◆ Exercise ◆
Find the string "pour" in the data, then copy every line where it is found.

[start]

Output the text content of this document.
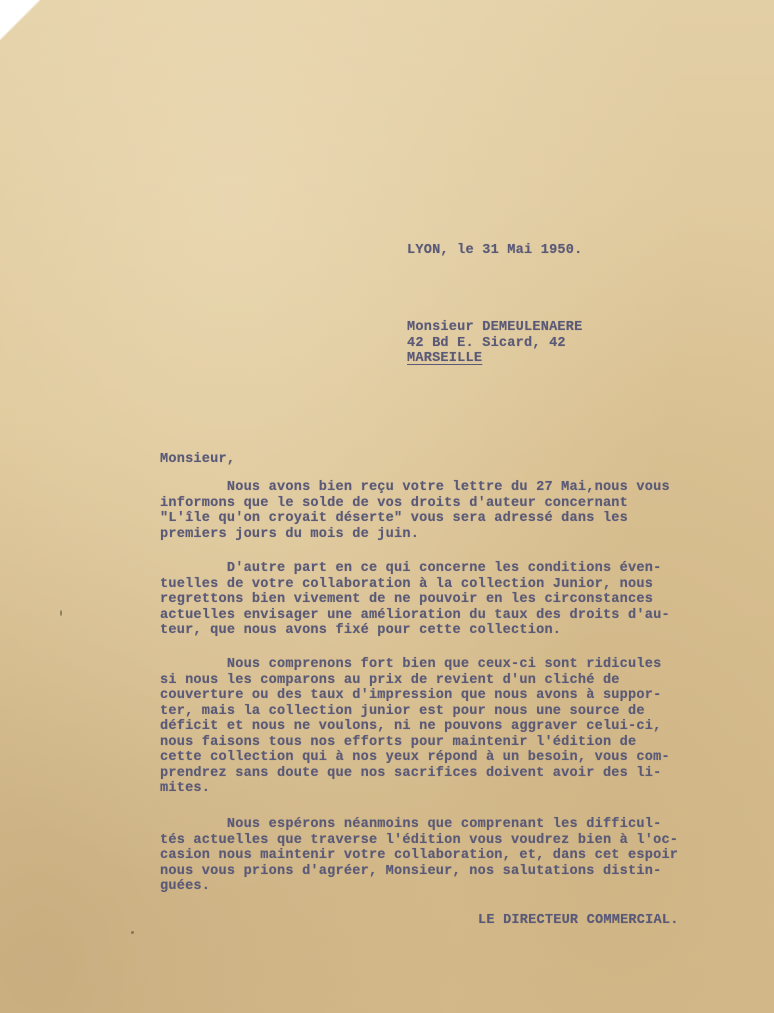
LYON, le 31 Mai 1950.

Monsieur DEMEULENAERE
42 Bd E. Sicard, 42
MARSEILLE

Monsieur,

Nous avons bien reçu votre lettre du 27 Mai,nous vous
informons que le solde de vos droits d'auteur concernant
"L'île qu'on croyait déserte" vous sera adressé dans les
premiers jours du mois de juin.

D'autre part en ce qui concerne les conditions éven-
tuelles de votre collaboration à la collection Junior, nous
regrettons bien vivement de ne pouvoir en les circonstances
actuelles envisager une amélioration du taux des droits d'au-
teur, que nous avons fixé pour cette collection.

Nous comprenons fort bien que ceux-ci sont ridicules
si nous les comparons au prix de revient d'un cliché de
couverture ou des taux d'impression que nous avons à suppor-
ter, mais la collection junior est pour nous une source de
déficit et nous ne voulons, ni ne pouvons aggraver celui-ci,
nous faisons tous nos efforts pour maintenir l'édition de
cette collection qui à nos yeux répond à un besoin, vous com-
prendrez sans doute que nos sacrifices doivent avoir des li-
mites.

Nous espérons néanmoins que comprenant les difficul-
tés actuelles que traverse l'édition vous voudrez bien à l'oc-
casion nous maintenir votre collaboration, et, dans cet espoir
nous vous prions d'agréer, Monsieur, nos salutations distin-
guées.

LE DIRECTEUR COMMERCIAL.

[end]

◆ Output for this exercise ◆
teur, que nous avons fixé pour cette collection.
ter, mais la collection junior est pour nous une source de
nous faisons tous nos efforts pour maintenir l'édition de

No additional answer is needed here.